Given passage ▸
........
A thunderegg (or thunder egg) is a nodule-like rock, similar to a filled geode, that is formed within rhyolitic volcanic ash layers.
Thundereggs are rough spheres, most about the size of a baseball—though they can range from a little more than a centimeter (one half inch)  to over a meter (three feet) across. They usually contain centres of chalcedony which may have been fractured followed by deposition of agate, jasper or opal, either uniquely or in combination.  Also frequently encountered are quartz and gypsum crystals, as well as various other mineral growths and inclusions.  Thundereggs usually look like ordinary rocks on the outside, but slicing them in half and polishing them may reveal intricate patterns and colours.  A characteristic feature of thundereggs is that (like other agates) the individual beds they come from can vary in appearance, though they can maintain a certain specific identity within them.

Thunderegg is not synonymous with either geode or agate.  A geode is a simple term for a rock with a hollow in it, often with crystal formation/growth.  A thunderegg on the other hand is a specific geological structure.  A thunderegg may be referred to as a geode if it has a hollow in it, but not all geodes are thundereggs because there are many different ways for a hollow to form.  Similarly, a thunderegg is just one of the forms that agate can assume.
........
Given data ▸
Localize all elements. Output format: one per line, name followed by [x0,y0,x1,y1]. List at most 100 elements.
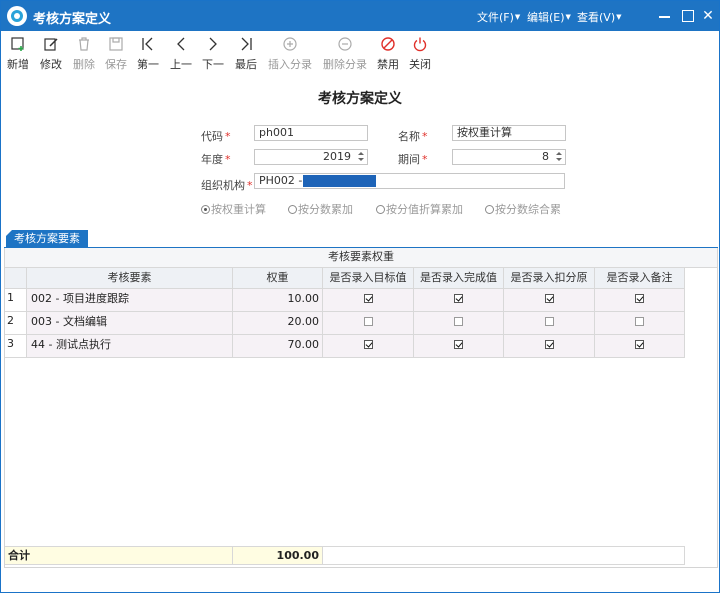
........
Requirements ▸
[1] Return the portion of the thunderegg passage from "Thundereggs are rough" to "identity within them.", copied word for word.
[2] Render this sentence from the thunderegg passage in Spanish: "A thunderegg on the other hand is a specific geological structure."
The data is separate material, apart from the thunderegg passage.

Set of answers ▸
[1]
Thundereggs are rough spheres, most about the size of a baseball—though they can range from a little more than a centimeter (one half inch)  to over a meter (three feet) across. They usually contain centres of chalcedony which may have been fractured followed by deposition of agate, jasper or opal, either uniquely or in combination.  Also frequently encountered are quartz and gypsum crystals, as well as various other mineral growths and inclusions.  Thundereggs usually look like ordinary rocks on the outside, but slicing them in half and polishing them may reveal intricate patterns and colours.  A characteristic feature of thundereggs is that (like other agates) the individual beds they come from can vary in appearance, though they can maintain a certain specific identity within them.

[2] Un thunderegg, en cambio, es una estructura geológica específica.